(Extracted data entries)

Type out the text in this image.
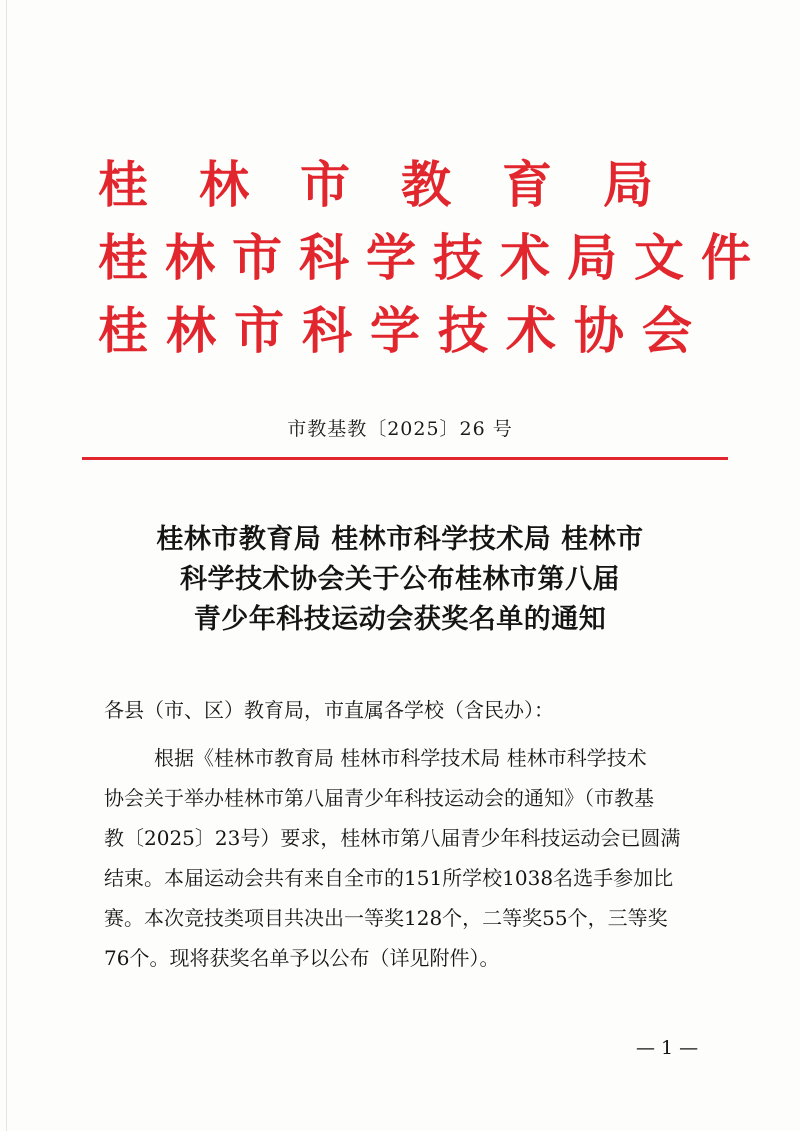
桂林市教育局
桂林市科学技术局文件
桂林市科学技术协会
市教基教〔2025〕26 号
桂林市教育局 桂林市科学技术局 桂林市
科学技术协会关于公布桂林市第八届
青少年科技运动会获奖名单的通知
各县（市、区）教育局，市直属各学校（含民办）：
根据《桂林市教育局 桂林市科学技术局 桂林市科学技术
协会关于举办桂林市第八届青少年科技运动会的通知》（市教基
教〔2025〕23号）要求，桂林市第八届青少年科技运动会已圆满
结束。本届运动会共有来自全市的151所学校1038名选手参加比
赛。本次竞技类项目共决出一等奖128个，二等奖55个，三等奖
76个。现将获奖名单予以公布（详见附件）。
— 1 —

### OBJECTIVE
Images must not appear in the copy; reproduce everything else in the records verbatim.

### REPLY
Type out the text in this image.
桂林市教育局
桂林市科学技术局文件
桂林市科学技术协会
市教基教〔2025〕26 号
桂林市教育局 桂林市科学技术局 桂林市
科学技术协会关于公布桂林市第八届
青少年科技运动会获奖名单的通知
各县（市、区）教育局，市直属各学校（含民办）：
根据《桂林市教育局 桂林市科学技术局 桂林市科学技术
协会关于举办桂林市第八届青少年科技运动会的通知》（市教基
教〔2025〕23号）要求，桂林市第八届青少年科技运动会已圆满
结束。本届运动会共有来自全市的151所学校1038名选手参加比
赛。本次竞技类项目共决出一等奖128个，二等奖55个，三等奖
76个。现将获奖名单予以公布（详见附件）。
— 1 —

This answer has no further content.